(Items from a dataset)
......
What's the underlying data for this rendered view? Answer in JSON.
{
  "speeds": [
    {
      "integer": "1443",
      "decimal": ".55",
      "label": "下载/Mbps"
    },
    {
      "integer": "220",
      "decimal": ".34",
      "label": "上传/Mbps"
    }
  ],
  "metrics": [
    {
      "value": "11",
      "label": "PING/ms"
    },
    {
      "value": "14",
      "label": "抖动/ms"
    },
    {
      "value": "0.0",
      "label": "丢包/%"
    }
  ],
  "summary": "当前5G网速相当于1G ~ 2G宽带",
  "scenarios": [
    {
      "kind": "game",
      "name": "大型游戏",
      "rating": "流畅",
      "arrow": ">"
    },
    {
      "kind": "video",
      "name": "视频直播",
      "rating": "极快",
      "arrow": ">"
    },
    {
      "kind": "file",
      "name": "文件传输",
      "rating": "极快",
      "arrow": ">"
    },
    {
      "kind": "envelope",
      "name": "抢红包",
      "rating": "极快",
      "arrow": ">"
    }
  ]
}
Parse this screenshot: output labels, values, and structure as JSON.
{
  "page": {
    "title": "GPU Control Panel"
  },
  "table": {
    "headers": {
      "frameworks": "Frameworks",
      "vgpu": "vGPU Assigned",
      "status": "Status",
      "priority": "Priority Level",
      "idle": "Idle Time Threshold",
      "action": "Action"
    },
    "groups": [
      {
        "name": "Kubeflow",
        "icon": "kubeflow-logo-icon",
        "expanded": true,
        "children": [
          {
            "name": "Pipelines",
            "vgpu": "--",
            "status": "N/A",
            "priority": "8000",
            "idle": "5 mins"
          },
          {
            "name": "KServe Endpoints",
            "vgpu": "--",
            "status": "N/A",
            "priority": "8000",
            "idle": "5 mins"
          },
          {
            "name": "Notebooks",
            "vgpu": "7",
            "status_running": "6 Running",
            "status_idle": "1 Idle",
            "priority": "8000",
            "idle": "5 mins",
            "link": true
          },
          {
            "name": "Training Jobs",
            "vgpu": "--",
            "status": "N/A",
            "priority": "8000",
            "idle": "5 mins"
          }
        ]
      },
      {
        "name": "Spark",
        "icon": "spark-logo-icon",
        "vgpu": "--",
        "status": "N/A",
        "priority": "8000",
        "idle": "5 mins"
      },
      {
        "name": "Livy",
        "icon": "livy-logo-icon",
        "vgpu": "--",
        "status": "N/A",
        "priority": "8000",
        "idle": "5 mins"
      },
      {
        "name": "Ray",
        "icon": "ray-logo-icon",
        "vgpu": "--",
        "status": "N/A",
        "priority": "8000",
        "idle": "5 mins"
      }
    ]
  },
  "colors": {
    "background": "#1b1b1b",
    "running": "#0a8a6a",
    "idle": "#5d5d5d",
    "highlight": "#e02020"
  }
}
......
Given instruction: Search the listing for the word "icon" and return each line that holds it.

Answer to this task:
        "icon": "kubeflow-logo-icon",
        "icon": "spark-logo-icon",
        "icon": "livy-logo-icon",
        "icon": "ray-logo-icon",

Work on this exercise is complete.